Quote the records that follow in full and exactly; leave out the pictures.

:: Exercise inputs ::

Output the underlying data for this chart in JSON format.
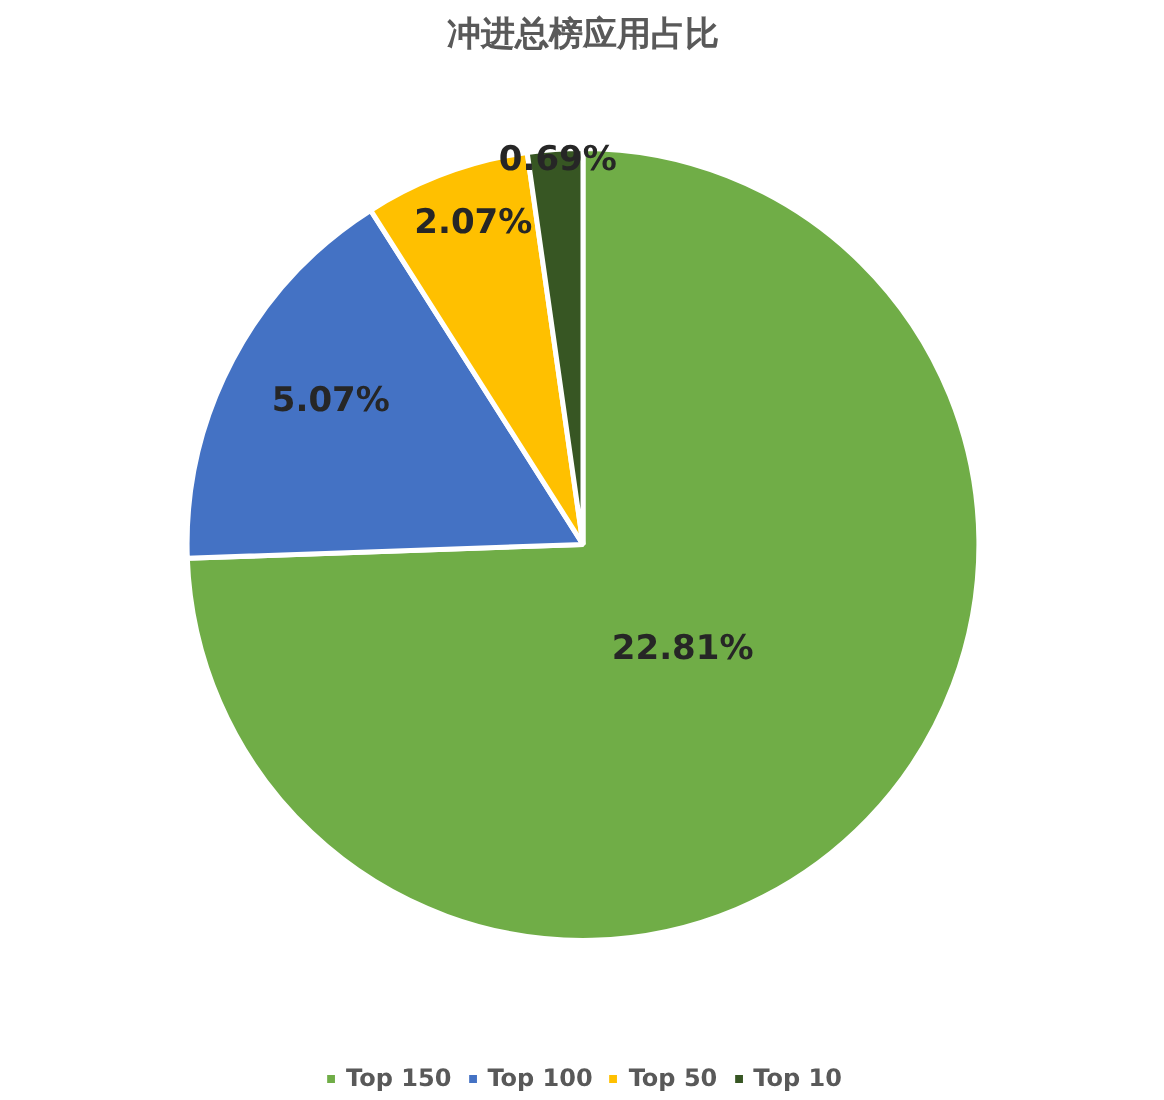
{
  "chart_data": {
    "type": "pie",
    "title": "冲进总榜应用占比",
    "categories": [
      "Top 150",
      "Top 100",
      "Top 50",
      "Top 10"
    ],
    "values": [
      22.81,
      5.07,
      2.07,
      0.69
    ],
    "value_labels": [
      "22.81%",
      "5.07%",
      "2.07%",
      "0.69%"
    ],
    "colors": [
      "#70ad47",
      "#4472c4",
      "#ffc000",
      "#375623"
    ],
    "legend": "bottom"
  }
}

:::

#### Expected answer:
Output the underlying data for this chart in JSON format.
{
  "chart_data": {
    "type": "pie",
    "title": "冲进总榜应用占比",
    "categories": [
      "Top 150",
      "Top 100",
      "Top 50",
      "Top 10"
    ],
    "values": [
      22.81,
      5.07,
      2.07,
      0.69
    ],
    "value_labels": [
      "22.81%",
      "5.07%",
      "2.07%",
      "0.69%"
    ],
    "colors": [
      "#70ad47",
      "#4472c4",
      "#ffc000",
      "#375623"
    ],
    "legend": "bottom"
  }
}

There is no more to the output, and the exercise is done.